● Work required:
Write out the records below once more, exactly as they stand.

start Provided material

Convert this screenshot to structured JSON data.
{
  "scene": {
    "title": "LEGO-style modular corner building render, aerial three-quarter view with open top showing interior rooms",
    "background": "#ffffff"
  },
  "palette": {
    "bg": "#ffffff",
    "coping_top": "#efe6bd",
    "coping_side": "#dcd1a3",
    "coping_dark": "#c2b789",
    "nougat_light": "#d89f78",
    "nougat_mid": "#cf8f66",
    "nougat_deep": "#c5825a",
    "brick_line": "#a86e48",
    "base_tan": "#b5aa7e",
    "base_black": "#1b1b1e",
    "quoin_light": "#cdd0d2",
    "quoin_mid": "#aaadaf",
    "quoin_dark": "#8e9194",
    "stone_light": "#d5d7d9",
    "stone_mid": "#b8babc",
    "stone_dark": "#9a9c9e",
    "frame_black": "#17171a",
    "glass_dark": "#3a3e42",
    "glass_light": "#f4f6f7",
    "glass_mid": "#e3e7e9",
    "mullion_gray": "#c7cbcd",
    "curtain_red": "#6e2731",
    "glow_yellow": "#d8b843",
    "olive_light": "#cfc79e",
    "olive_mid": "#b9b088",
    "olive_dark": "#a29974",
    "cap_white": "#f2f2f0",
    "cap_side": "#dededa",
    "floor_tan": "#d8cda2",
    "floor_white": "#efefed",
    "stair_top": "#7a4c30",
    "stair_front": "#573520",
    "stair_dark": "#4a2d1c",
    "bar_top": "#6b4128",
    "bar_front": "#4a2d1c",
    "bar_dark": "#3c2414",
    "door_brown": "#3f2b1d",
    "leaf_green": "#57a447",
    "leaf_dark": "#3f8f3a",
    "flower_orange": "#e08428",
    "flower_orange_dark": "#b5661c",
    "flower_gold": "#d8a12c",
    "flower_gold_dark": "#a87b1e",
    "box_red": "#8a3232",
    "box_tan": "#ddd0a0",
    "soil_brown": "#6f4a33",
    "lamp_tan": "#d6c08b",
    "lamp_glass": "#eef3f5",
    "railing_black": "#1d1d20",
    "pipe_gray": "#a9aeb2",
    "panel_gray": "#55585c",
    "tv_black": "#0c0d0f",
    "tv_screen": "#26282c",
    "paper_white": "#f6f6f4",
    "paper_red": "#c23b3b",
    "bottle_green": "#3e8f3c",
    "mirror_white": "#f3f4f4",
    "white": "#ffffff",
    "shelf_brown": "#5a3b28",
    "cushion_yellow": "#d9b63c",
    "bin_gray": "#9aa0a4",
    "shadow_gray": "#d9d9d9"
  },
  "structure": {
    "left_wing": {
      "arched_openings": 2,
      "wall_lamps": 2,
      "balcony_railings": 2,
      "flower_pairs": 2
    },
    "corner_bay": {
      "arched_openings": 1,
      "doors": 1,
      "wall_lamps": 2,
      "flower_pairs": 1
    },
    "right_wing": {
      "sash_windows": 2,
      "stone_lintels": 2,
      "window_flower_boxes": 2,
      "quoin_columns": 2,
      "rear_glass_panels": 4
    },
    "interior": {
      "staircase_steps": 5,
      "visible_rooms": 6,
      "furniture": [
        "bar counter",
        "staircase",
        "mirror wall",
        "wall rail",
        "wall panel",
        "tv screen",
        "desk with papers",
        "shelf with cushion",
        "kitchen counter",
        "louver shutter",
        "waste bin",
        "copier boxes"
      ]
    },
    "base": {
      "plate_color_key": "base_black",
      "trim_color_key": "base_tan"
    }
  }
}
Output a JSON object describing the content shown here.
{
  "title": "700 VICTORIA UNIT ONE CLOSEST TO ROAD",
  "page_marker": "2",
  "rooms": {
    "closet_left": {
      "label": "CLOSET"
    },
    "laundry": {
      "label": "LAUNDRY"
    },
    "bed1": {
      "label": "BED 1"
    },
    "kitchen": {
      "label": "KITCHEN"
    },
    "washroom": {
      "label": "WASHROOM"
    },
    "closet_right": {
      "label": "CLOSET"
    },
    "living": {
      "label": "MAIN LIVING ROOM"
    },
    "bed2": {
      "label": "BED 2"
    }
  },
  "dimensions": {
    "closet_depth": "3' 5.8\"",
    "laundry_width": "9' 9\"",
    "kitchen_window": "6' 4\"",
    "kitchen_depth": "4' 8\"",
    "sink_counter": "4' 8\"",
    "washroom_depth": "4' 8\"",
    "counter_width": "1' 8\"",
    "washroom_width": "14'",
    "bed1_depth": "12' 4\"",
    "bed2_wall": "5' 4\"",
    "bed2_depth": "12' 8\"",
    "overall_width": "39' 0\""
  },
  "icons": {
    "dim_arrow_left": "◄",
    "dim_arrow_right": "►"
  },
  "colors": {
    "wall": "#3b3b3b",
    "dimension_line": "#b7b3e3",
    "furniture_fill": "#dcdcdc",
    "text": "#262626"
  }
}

end Provided material

● The solution:
Convert this screenshot to structured JSON data.
{
  "scene": {
    "title": "LEGO-style modular corner building render, aerial three-quarter view with open top showing interior rooms",
    "background": "#ffffff"
  },
  "palette": {
    "bg": "#ffffff",
    "coping_top": "#efe6bd",
    "coping_side": "#dcd1a3",
    "coping_dark": "#c2b789",
    "nougat_light": "#d89f78",
    "nougat_mid": "#cf8f66",
    "nougat_deep": "#c5825a",
    "brick_line": "#a86e48",
    "base_tan": "#b5aa7e",
    "base_black": "#1b1b1e",
    "quoin_light": "#cdd0d2",
    "quoin_mid": "#aaadaf",
    "quoin_dark": "#8e9194",
    "stone_light": "#d5d7d9",
    "stone_mid": "#b8babc",
    "stone_dark": "#9a9c9e",
    "frame_black": "#17171a",
    "glass_dark": "#3a3e42",
    "glass_light": "#f4f6f7",
    "glass_mid": "#e3e7e9",
    "mullion_gray": "#c7cbcd",
    "curtain_red": "#6e2731",
    "glow_yellow": "#d8b843",
    "olive_light": "#cfc79e",
    "olive_mid": "#b9b088",
    "olive_dark": "#a29974",
    "cap_white": "#f2f2f0",
    "cap_side": "#dededa",
    "floor_tan": "#d8cda2",
    "floor_white": "#efefed",
    "stair_top": "#7a4c30",
    "stair_front": "#573520",
    "stair_dark": "#4a2d1c",
    "bar_top": "#6b4128",
    "bar_front": "#4a2d1c",
    "bar_dark": "#3c2414",
    "door_brown": "#3f2b1d",
    "leaf_green": "#57a447",
    "leaf_dark": "#3f8f3a",
    "flower_orange": "#e08428",
    "flower_orange_dark": "#b5661c",
    "flower_gold": "#d8a12c",
    "flower_gold_dark": "#a87b1e",
    "box_red": "#8a3232",
    "box_tan": "#ddd0a0",
    "soil_brown": "#6f4a33",
    "lamp_tan": "#d6c08b",
    "lamp_glass": "#eef3f5",
    "railing_black": "#1d1d20",
    "pipe_gray": "#a9aeb2",
    "panel_gray": "#55585c",
    "tv_black": "#0c0d0f",
    "tv_screen": "#26282c",
    "paper_white": "#f6f6f4",
    "paper_red": "#c23b3b",
    "bottle_green": "#3e8f3c",
    "mirror_white": "#f3f4f4",
    "white": "#ffffff",
    "shelf_brown": "#5a3b28",
    "cushion_yellow": "#d9b63c",
    "bin_gray": "#9aa0a4",
    "shadow_gray": "#d9d9d9"
  },
  "structure": {
    "left_wing": {
      "arched_openings": 2,
      "wall_lamps": 2,
      "balcony_railings": 2,
      "flower_pairs": 2
    },
    "corner_bay": {
      "arched_openings": 1,
      "doors": 1,
      "wall_lamps": 2,
      "flower_pairs": 1
    },
    "right_wing": {
      "sash_windows": 2,
      "stone_lintels": 2,
      "window_flower_boxes": 2,
      "quoin_columns": 2,
      "rear_glass_panels": 4
    },
    "interior": {
      "staircase_steps": 5,
      "visible_rooms": 6,
      "furniture": [
        "bar counter",
        "staircase",
        "mirror wall",
        "wall rail",
        "wall panel",
        "tv screen",
        "desk with papers",
        "shelf with cushion",
        "kitchen counter",
        "louver shutter",
        "waste bin",
        "copier boxes"
      ]
    },
    "base": {
      "plate_color_key": "base_black",
      "trim_color_key": "base_tan"
    }
  }
}
Output a JSON object describing the content shown here.
{
  "title": "700 VICTORIA UNIT ONE CLOSEST TO ROAD",
  "page_marker": "2",
  "rooms": {
    "closet_left": {
      "label": "CLOSET"
    },
    "laundry": {
      "label": "LAUNDRY"
    },
    "bed1": {
      "label": "BED 1"
    },
    "kitchen": {
      "label": "KITCHEN"
    },
    "washroom": {
      "label": "WASHROOM"
    },
    "closet_right": {
      "label": "CLOSET"
    },
    "living": {
      "label": "MAIN LIVING ROOM"
    },
    "bed2": {
      "label": "BED 2"
    }
  },
  "dimensions": {
    "closet_depth": "3' 5.8\"",
    "laundry_width": "9' 9\"",
    "kitchen_window": "6' 4\"",
    "kitchen_depth": "4' 8\"",
    "sink_counter": "4' 8\"",
    "washroom_depth": "4' 8\"",
    "counter_width": "1' 8\"",
    "washroom_width": "14'",
    "bed1_depth": "12' 4\"",
    "bed2_wall": "5' 4\"",
    "bed2_depth": "12' 8\"",
    "overall_width": "39' 0\""
  },
  "icons": {
    "dim_arrow_left": "◄",
    "dim_arrow_right": "►"
  },
  "colors": {
    "wall": "#3b3b3b",
    "dimension_line": "#b7b3e3",
    "furniture_fill": "#dcdcdc",
    "text": "#262626"
  }
}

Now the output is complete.